** Start **
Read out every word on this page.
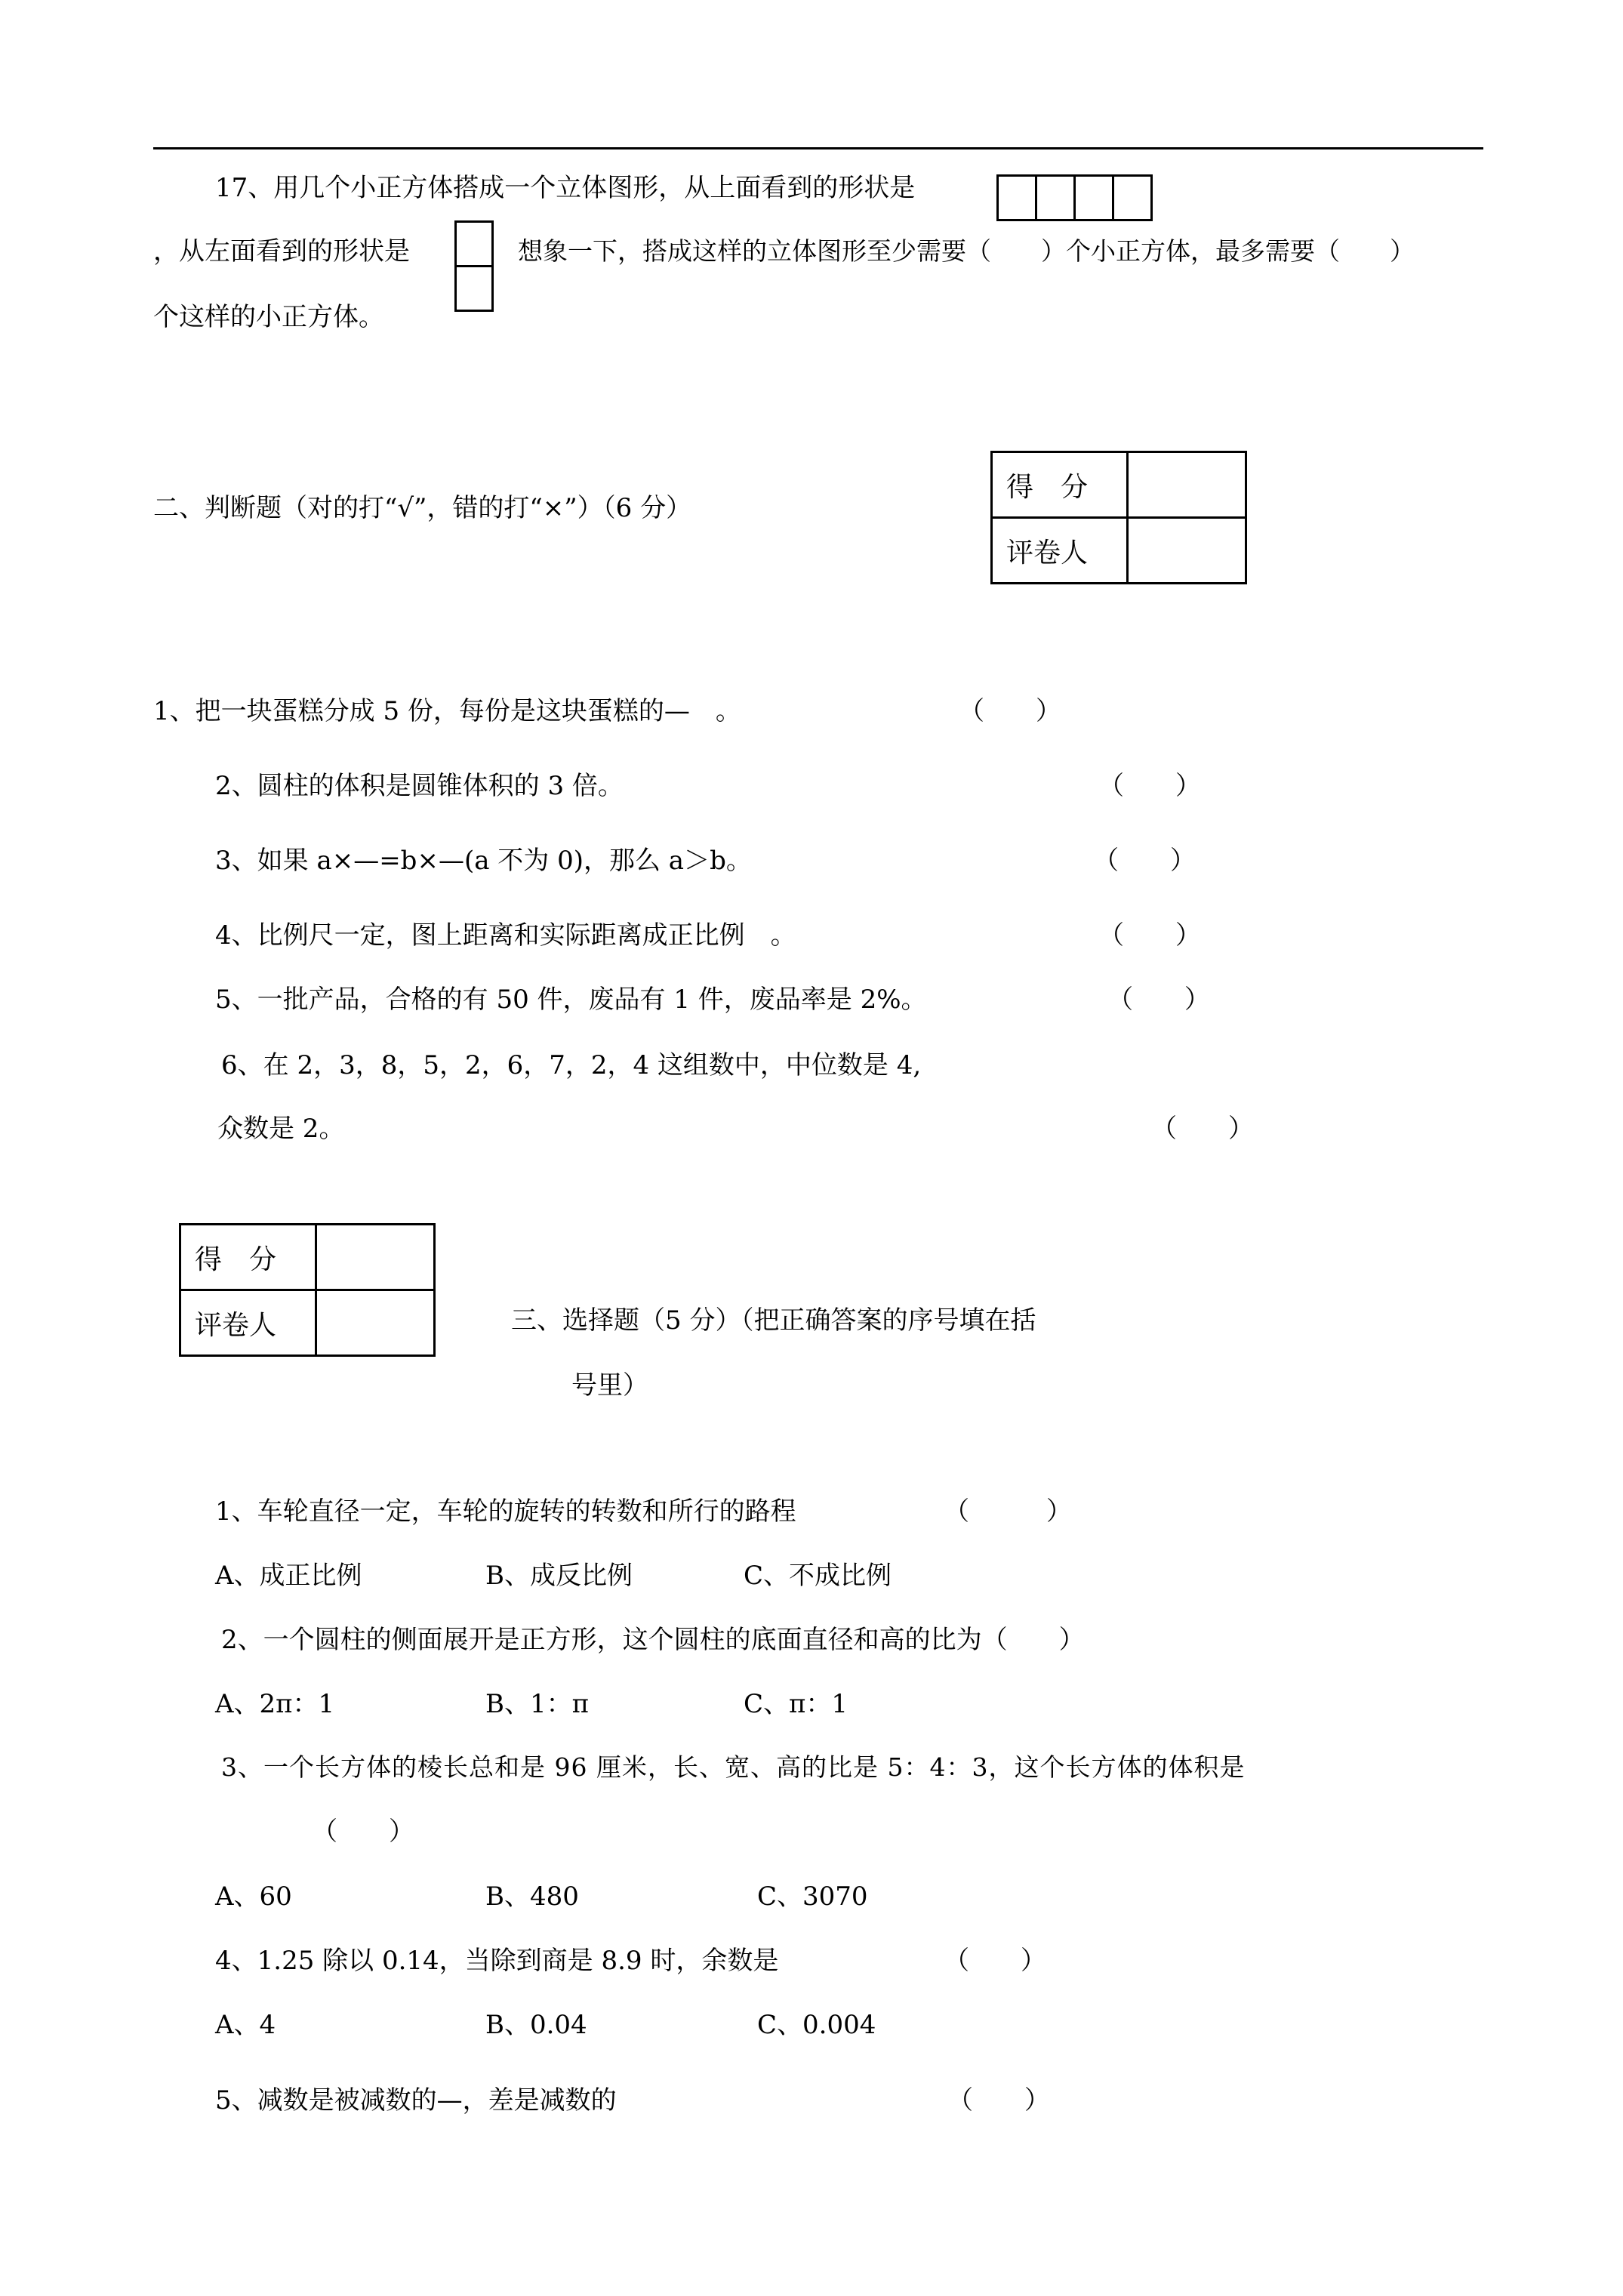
17、用几个小正方体搭成一个立体图形，从上面看到的形状是
，从左面看到的形状是	想象一下，搭成这样的立体图形至少需要（　　）个小正方体，最多需要（　　）
个这样的小正方体。
二、判断题（对的打“√”，错的打“×”）（6 分）
得　分	
评卷人	
1、把一块蛋糕分成 5 份，每份是这块蛋糕的—　。	（　　）
2、圆柱的体积是圆锥体积的 3 倍。	（　　）
3、如果 a×—=b×—(a 不为 0)，那么 a＞b。	（　　）
4、比例尺一定，图上距离和实际距离成正比例　。	（　　）
5、一批产品，合格的有 50 件，废品有 1 件，废品率是 2%。	（　　）
6、在 2，3，8，5，2，6，7，2，4 这组数中，中位数是 4,
众数是 2。	（　　）
得　分	
评卷人		三、选择题（5 分）（把正确答案的序号填在括
号里）
1、车轮直径一定，车轮的旋转的转数和所行的路程	（　　　）
A、成正比例	B、成反比例	C、不成比例
2、一个圆柱的侧面展开是正方形，这个圆柱的底面直径和高的比为（　　）
A、2π：1	B、1：π	C、π：1
3、一个长方体的棱长总和是 96 厘米，长、宽、高的比是 5：4：3，这个长方体的体积是
（　　）
A、60	B、480	C、3070
4、1.25 除以 0.14，当除到商是 8.9 时，余数是	（　　）
A、4	B、0.04	C、0.004
5、减数是被减数的—，差是减数的	（　　）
** End **
Short task: Copy everything in the records above except the pictures, exactly as written.

Output:
Read out every word on this page.
17、用几个小正方体搭成一个立体图形，从上面看到的形状是
，从左面看到的形状是	想象一下，搭成这样的立体图形至少需要（　　）个小正方体，最多需要（　　）
个这样的小正方体。
二、判断题（对的打“√”，错的打“×”）（6 分）
得　分	
评卷人	
1、把一块蛋糕分成 5 份，每份是这块蛋糕的—　。	（　　）
2、圆柱的体积是圆锥体积的 3 倍。	（　　）
3、如果 a×—=b×—(a 不为 0)，那么 a＞b。	（　　）
4、比例尺一定，图上距离和实际距离成正比例　。	（　　）
5、一批产品，合格的有 50 件，废品有 1 件，废品率是 2%。	（　　）
6、在 2，3，8，5，2，6，7，2，4 这组数中，中位数是 4,
众数是 2。	（　　）
得　分	
评卷人		三、选择题（5 分）（把正确答案的序号填在括
号里）
1、车轮直径一定，车轮的旋转的转数和所行的路程	（　　　）
A、成正比例	B、成反比例	C、不成比例
2、一个圆柱的侧面展开是正方形，这个圆柱的底面直径和高的比为（　　）
A、2π：1	B、1：π	C、π：1
3、一个长方体的棱长总和是 96 厘米，长、宽、高的比是 5：4：3，这个长方体的体积是
（　　）
A、60	B、480	C、3070
4、1.25 除以 0.14，当除到商是 8.9 时，余数是	（　　）
A、4	B、0.04	C、0.004
5、减数是被减数的—，差是减数的	（　　）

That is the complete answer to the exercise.